[WHAT IS NEEDED]:
Take each line that has the word "JSON" and return it.

[TASK MATERIAL]:
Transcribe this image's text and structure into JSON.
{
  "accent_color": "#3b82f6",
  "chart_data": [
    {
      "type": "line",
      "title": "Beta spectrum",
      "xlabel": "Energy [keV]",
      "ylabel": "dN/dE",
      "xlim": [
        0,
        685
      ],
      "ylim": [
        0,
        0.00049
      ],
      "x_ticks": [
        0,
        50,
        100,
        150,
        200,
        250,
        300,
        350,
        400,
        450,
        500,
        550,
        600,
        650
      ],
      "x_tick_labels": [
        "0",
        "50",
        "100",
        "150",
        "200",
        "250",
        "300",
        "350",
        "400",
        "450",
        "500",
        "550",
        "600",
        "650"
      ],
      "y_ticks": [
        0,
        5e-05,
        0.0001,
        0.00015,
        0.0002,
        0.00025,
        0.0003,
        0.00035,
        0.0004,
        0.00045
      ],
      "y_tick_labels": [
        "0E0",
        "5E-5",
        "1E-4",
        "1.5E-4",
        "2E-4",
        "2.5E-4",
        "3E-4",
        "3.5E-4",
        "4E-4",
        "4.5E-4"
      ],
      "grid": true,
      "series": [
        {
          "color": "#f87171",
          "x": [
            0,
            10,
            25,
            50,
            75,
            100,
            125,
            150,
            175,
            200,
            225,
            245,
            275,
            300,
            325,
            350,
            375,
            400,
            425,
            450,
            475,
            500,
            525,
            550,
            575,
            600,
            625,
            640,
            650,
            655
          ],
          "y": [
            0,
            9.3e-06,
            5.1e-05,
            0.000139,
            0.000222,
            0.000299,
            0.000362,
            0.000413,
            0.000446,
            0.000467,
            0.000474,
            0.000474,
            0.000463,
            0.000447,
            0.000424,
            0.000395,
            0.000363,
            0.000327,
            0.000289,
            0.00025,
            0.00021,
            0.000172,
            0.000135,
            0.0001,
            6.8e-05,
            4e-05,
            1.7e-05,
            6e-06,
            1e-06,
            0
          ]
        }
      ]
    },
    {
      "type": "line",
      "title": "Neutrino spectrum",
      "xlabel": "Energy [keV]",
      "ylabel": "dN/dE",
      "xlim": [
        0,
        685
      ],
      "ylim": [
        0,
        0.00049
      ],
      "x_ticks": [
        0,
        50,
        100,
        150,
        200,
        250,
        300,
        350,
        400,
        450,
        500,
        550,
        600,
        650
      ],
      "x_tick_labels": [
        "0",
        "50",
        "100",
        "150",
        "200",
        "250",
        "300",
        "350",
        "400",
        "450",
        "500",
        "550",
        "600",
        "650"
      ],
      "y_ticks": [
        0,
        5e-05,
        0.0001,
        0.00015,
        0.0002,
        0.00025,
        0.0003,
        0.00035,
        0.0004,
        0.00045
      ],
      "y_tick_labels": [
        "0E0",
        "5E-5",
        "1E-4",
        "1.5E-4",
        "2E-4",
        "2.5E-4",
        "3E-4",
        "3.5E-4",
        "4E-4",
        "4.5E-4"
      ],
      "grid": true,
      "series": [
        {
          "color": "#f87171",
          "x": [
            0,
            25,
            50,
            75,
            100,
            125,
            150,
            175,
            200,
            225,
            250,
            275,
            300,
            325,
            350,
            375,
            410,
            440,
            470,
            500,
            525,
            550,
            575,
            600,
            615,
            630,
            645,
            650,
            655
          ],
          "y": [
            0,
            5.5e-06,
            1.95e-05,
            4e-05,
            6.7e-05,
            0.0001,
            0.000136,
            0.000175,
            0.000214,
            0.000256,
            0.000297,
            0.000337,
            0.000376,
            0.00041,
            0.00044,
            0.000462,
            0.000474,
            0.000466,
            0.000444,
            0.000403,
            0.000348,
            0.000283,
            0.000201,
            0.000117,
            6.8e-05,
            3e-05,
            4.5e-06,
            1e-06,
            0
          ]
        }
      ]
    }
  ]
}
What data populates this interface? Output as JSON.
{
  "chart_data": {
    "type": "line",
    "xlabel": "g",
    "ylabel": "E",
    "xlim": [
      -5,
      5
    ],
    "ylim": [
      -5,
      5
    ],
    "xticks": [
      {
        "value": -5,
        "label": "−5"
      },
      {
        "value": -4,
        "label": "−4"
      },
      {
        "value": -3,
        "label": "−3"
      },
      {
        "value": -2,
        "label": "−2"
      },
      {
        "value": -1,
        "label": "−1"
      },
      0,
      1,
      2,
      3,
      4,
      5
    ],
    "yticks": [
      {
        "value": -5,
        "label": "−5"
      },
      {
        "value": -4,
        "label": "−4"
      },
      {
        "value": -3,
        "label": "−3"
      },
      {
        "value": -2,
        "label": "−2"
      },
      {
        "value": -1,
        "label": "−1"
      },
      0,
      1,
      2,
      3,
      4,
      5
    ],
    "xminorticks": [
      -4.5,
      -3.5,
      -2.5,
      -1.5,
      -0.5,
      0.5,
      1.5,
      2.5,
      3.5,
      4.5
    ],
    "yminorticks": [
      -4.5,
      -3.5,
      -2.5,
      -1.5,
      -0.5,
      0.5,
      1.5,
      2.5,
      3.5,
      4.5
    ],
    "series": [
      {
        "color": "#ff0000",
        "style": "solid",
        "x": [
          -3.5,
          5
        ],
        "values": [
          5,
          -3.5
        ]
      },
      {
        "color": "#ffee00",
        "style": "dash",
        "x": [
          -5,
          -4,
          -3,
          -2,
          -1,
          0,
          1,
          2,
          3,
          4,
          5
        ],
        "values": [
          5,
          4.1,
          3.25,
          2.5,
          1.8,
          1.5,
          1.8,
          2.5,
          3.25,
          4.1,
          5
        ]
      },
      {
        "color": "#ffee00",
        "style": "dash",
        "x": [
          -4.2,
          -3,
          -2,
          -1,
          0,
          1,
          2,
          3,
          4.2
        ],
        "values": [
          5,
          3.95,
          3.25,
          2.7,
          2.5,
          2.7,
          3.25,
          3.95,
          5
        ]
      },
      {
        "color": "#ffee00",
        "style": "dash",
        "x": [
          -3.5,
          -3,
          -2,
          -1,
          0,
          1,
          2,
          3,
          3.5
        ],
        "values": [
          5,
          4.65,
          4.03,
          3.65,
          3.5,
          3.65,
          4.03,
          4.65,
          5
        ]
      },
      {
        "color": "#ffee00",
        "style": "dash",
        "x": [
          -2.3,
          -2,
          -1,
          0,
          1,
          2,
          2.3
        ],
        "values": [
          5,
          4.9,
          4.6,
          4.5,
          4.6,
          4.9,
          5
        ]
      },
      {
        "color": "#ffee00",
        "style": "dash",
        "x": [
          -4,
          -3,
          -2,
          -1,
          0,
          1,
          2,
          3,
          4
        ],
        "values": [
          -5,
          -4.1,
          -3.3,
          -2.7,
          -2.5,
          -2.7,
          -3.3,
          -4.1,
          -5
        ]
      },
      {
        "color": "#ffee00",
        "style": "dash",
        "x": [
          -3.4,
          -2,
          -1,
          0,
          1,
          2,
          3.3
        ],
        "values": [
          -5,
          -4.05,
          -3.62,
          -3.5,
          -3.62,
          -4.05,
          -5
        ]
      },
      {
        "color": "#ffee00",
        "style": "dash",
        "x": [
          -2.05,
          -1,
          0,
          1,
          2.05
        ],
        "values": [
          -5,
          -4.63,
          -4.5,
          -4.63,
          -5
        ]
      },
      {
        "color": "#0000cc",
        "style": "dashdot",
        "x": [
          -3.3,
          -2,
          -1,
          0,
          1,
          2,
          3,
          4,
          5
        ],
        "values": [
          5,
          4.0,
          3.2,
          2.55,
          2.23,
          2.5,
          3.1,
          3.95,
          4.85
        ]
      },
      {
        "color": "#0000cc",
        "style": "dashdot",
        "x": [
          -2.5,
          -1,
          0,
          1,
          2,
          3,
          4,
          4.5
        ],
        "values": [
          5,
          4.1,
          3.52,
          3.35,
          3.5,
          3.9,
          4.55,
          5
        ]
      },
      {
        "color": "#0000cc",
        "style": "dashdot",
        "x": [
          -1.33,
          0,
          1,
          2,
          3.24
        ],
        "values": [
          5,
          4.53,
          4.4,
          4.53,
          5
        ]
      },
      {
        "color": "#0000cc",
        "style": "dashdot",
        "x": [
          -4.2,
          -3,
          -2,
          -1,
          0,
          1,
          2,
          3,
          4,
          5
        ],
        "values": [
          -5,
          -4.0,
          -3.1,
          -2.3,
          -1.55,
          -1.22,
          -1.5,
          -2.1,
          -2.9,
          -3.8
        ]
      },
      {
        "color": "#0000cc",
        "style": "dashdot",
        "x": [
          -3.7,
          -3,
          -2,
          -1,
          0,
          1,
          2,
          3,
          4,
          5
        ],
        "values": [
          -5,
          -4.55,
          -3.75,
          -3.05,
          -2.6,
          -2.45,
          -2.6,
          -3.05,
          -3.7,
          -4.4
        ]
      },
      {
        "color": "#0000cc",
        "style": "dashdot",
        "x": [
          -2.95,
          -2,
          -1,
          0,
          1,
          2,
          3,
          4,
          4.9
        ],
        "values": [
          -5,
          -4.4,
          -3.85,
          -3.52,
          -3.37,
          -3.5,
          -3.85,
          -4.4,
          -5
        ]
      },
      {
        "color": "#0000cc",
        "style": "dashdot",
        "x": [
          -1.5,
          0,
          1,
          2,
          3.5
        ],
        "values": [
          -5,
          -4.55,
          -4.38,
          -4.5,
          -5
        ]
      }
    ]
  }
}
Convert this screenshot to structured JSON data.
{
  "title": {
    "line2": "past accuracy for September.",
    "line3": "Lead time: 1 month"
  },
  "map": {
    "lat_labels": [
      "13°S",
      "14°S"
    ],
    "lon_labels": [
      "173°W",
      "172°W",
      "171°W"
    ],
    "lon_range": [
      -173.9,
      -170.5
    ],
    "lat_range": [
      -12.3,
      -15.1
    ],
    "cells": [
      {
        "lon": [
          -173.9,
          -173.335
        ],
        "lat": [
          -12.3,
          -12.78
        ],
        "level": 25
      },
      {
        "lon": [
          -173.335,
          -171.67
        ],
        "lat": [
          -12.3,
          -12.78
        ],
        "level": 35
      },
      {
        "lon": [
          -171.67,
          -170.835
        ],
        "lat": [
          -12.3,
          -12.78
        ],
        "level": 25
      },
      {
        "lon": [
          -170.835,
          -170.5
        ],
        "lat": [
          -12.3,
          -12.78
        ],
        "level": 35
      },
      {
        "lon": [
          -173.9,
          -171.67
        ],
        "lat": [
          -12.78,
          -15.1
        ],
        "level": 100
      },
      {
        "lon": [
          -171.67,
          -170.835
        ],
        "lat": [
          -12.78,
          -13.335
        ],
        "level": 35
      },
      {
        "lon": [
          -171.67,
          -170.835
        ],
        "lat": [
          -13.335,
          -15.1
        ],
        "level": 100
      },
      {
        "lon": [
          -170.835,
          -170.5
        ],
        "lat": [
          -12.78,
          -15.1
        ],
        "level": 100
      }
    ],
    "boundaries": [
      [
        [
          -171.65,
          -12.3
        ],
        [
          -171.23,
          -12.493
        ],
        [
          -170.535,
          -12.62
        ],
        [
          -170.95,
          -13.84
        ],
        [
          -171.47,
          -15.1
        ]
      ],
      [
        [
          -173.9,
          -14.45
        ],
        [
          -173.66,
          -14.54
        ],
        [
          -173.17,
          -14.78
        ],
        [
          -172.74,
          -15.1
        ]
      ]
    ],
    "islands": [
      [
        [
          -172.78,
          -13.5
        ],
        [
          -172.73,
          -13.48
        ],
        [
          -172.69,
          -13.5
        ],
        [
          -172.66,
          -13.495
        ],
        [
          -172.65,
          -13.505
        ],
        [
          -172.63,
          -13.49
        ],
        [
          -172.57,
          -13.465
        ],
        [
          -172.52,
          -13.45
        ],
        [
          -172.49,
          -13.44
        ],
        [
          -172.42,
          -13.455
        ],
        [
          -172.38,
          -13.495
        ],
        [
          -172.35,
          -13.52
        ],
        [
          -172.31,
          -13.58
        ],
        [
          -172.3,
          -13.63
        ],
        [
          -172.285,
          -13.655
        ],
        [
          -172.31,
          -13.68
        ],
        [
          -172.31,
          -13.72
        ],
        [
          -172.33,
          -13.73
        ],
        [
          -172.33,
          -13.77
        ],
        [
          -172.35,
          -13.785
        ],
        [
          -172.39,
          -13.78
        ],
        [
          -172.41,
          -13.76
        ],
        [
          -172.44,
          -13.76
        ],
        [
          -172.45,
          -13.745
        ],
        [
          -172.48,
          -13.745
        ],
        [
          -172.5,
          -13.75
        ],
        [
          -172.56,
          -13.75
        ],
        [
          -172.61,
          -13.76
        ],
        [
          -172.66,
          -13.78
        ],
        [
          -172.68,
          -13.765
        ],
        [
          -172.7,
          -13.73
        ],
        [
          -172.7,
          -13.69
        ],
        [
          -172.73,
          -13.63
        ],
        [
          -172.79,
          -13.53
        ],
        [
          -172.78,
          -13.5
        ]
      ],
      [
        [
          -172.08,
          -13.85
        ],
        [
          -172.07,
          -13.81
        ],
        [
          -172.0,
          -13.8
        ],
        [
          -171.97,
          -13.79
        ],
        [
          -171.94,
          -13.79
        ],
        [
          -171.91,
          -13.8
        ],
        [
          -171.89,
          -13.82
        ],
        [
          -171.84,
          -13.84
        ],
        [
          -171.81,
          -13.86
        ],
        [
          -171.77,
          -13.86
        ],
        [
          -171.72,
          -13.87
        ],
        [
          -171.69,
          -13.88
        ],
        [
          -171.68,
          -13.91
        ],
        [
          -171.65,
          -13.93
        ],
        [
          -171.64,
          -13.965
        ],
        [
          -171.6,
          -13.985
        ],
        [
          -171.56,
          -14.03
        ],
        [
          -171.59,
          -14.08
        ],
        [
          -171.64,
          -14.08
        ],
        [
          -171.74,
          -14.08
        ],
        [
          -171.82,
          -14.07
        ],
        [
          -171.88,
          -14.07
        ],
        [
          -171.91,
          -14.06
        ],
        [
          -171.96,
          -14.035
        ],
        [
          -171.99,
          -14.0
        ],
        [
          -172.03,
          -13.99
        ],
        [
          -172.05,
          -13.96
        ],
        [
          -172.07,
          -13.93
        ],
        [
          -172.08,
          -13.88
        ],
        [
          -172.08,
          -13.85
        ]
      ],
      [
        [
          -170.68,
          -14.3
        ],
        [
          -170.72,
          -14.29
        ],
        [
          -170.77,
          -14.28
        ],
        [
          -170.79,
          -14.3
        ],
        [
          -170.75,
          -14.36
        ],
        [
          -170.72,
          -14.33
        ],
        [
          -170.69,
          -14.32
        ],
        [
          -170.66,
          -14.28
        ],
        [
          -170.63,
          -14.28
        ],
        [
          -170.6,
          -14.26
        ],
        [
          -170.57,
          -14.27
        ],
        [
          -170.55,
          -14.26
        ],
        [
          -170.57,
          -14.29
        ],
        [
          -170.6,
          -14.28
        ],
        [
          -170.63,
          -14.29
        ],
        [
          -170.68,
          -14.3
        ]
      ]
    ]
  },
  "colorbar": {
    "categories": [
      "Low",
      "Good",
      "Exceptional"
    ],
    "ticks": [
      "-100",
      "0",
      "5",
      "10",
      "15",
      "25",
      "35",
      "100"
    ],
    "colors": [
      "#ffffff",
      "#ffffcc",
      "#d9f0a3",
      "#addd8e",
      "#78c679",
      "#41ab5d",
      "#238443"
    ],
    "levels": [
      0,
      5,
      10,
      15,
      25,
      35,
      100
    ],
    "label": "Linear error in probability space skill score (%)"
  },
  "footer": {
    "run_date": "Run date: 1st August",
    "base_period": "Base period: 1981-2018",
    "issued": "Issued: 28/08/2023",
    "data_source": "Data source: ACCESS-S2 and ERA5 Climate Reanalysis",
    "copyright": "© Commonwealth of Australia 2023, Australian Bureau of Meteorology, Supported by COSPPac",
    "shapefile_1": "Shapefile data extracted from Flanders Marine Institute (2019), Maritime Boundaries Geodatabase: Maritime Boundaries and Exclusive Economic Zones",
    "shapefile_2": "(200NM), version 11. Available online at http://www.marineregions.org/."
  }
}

[WRITTEN RESPONSE]:
Transcribe this image's text and structure into JSON.
What data populates this interface? Output as JSON.
Convert this screenshot to structured JSON data.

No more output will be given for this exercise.